Copy the records below exactly as they appear.

[Start of RECORDS TO PROCESS]

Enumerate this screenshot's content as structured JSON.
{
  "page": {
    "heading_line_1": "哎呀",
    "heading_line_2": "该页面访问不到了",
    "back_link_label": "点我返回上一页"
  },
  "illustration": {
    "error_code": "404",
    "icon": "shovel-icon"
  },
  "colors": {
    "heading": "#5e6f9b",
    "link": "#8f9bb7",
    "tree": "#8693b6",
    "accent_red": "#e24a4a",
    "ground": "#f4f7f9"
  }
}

[End of RECORDS TO PROCESS]

FULL SOLUTION –
Enumerate this screenshot's content as structured JSON.
{
  "page": {
    "heading_line_1": "哎呀",
    "heading_line_2": "该页面访问不到了",
    "back_link_label": "点我返回上一页"
  },
  "illustration": {
    "error_code": "404",
    "icon": "shovel-icon"
  },
  "colors": {
    "heading": "#5e6f9b",
    "link": "#8f9bb7",
    "tree": "#8693b6",
    "accent_red": "#e24a4a",
    "ground": "#f4f7f9"
  }
}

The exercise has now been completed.